# THE EXERCISE
Lines containing "Roma" are to be counted. Give the number and nothing more.

# DATA SUPPLIED
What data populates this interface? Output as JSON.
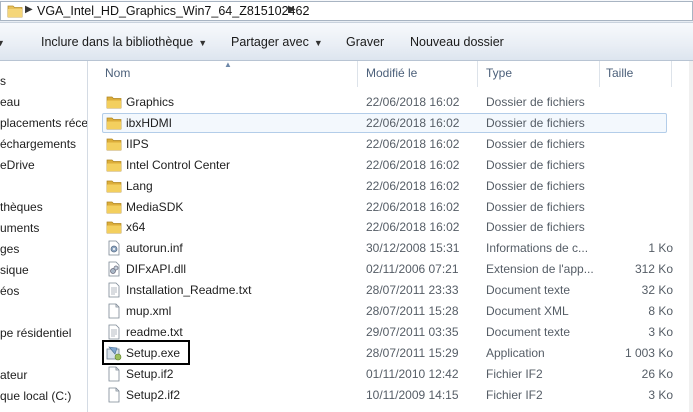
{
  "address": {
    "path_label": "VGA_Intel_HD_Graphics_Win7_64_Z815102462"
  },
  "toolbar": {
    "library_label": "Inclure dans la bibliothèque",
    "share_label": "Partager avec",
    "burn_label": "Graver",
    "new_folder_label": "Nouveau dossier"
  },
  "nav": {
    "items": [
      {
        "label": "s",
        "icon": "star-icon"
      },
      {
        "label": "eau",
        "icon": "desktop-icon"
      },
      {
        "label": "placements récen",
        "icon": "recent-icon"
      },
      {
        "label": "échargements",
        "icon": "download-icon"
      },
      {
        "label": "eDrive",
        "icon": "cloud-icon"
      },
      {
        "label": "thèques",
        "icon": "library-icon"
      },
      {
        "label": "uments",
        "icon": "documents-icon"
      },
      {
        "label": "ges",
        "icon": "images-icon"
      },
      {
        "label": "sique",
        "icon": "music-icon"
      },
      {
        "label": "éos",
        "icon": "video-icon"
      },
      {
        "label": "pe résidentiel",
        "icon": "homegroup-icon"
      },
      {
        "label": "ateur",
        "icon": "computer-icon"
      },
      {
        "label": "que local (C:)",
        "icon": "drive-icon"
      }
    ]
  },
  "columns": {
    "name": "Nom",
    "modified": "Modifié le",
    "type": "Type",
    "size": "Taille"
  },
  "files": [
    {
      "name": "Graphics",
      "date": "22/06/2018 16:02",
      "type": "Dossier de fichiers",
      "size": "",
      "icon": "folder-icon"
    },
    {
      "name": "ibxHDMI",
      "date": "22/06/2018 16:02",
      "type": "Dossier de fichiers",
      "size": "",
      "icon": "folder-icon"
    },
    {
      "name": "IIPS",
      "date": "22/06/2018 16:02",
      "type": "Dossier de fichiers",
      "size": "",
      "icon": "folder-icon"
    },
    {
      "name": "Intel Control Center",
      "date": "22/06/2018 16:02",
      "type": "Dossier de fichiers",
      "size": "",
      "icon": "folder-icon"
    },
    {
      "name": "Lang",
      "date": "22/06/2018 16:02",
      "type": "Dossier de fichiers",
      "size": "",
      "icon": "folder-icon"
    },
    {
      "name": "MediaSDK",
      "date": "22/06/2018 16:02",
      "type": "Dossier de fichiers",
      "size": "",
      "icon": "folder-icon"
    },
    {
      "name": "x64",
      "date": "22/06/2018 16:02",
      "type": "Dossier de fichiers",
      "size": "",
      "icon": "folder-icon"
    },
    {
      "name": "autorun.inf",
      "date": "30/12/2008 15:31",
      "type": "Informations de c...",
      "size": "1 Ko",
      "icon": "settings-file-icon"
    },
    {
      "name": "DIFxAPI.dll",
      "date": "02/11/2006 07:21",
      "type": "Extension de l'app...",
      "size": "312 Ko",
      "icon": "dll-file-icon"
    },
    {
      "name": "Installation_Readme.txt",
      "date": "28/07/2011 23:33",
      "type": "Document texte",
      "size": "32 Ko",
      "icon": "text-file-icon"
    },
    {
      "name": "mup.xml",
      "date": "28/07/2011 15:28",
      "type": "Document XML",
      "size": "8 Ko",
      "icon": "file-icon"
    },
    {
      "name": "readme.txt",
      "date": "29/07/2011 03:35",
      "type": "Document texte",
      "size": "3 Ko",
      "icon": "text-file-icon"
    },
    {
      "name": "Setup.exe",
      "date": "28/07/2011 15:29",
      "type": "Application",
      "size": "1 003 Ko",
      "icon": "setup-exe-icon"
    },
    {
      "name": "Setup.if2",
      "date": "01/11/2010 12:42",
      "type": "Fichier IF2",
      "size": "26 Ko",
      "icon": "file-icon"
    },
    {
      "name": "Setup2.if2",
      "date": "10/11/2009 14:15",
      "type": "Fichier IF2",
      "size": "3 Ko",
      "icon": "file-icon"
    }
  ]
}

--

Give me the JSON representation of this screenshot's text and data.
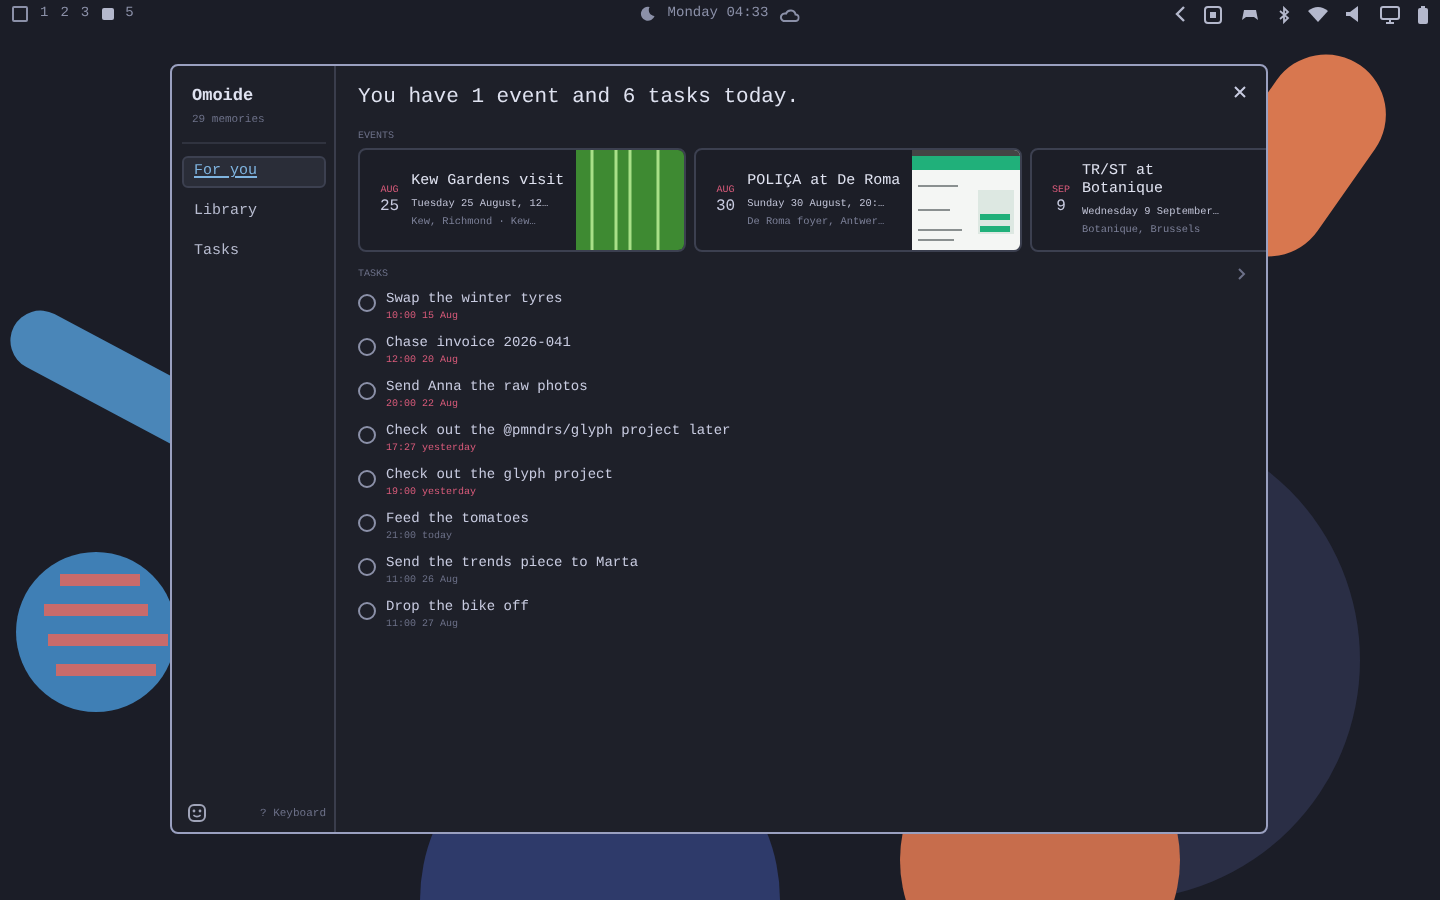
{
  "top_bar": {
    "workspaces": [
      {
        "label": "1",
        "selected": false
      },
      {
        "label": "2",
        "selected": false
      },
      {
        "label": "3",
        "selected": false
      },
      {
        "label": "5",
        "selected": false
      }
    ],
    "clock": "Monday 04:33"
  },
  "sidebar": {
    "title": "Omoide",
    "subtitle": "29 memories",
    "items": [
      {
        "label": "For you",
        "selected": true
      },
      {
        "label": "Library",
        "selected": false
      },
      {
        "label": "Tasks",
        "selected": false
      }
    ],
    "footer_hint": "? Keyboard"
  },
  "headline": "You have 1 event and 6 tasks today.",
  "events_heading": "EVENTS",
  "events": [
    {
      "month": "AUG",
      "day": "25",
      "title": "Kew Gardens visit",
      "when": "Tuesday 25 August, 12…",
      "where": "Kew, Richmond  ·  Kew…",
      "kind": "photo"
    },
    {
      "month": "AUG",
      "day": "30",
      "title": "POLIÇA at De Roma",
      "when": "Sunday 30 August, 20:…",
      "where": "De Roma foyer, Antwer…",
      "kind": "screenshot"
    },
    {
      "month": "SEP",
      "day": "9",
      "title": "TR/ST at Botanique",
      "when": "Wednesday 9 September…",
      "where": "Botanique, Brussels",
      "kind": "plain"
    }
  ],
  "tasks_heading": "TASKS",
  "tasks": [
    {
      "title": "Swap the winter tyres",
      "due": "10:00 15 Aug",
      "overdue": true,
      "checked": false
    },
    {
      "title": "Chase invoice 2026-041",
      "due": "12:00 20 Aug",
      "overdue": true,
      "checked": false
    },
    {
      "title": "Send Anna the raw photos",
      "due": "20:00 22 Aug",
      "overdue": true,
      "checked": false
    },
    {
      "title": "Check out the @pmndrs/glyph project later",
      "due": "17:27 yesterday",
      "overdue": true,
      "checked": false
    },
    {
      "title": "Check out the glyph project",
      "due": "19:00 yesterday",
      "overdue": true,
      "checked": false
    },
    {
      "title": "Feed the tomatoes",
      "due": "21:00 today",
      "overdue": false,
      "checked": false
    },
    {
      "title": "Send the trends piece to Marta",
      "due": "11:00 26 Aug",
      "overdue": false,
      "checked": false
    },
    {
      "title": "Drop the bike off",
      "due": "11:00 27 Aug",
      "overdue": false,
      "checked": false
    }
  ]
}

# TASK SOLUTION
2